Set exercise: Check every line of the material below for the string "MitoROS", and return the ones that have it.

Records to use:
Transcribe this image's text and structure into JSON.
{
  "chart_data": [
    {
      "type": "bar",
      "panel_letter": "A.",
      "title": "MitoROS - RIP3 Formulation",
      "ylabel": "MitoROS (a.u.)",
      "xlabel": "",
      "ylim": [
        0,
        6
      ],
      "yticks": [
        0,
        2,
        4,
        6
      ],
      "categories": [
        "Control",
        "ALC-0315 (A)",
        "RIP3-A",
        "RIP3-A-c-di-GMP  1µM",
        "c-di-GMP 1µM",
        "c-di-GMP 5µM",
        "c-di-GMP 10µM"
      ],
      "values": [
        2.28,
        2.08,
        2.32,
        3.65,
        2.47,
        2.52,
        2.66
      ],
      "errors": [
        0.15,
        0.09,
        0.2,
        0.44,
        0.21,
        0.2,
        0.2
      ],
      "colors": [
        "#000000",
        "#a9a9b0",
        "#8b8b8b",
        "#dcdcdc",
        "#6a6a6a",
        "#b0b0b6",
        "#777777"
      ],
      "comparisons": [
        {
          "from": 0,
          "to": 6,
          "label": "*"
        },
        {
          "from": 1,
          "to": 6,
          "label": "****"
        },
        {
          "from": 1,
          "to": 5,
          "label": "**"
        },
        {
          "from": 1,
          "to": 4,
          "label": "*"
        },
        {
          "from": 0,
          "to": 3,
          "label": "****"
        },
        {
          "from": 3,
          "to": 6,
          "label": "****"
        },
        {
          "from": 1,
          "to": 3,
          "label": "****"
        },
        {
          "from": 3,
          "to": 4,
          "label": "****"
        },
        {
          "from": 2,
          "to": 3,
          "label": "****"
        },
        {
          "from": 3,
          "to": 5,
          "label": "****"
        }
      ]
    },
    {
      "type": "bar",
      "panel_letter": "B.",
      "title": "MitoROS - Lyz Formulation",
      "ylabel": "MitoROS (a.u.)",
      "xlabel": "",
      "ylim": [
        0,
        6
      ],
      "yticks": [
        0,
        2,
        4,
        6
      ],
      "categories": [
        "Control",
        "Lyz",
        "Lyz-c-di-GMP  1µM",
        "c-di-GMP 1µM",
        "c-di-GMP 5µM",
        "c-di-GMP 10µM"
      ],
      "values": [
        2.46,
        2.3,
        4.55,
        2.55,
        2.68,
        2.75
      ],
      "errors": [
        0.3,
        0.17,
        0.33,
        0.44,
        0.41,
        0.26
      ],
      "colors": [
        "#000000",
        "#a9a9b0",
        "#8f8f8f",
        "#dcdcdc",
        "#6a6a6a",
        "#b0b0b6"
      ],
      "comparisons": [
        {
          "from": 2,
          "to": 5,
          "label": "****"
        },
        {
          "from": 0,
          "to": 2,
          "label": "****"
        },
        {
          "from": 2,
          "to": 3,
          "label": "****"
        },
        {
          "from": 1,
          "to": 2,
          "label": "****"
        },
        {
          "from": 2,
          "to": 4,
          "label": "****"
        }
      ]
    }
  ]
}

Correct result:
      "title": "MitoROS - RIP3 Formulation",
      "ylabel": "MitoROS (a.u.)",
      "title": "MitoROS - Lyz Formulation",
      "ylabel": "MitoROS (a.u.)",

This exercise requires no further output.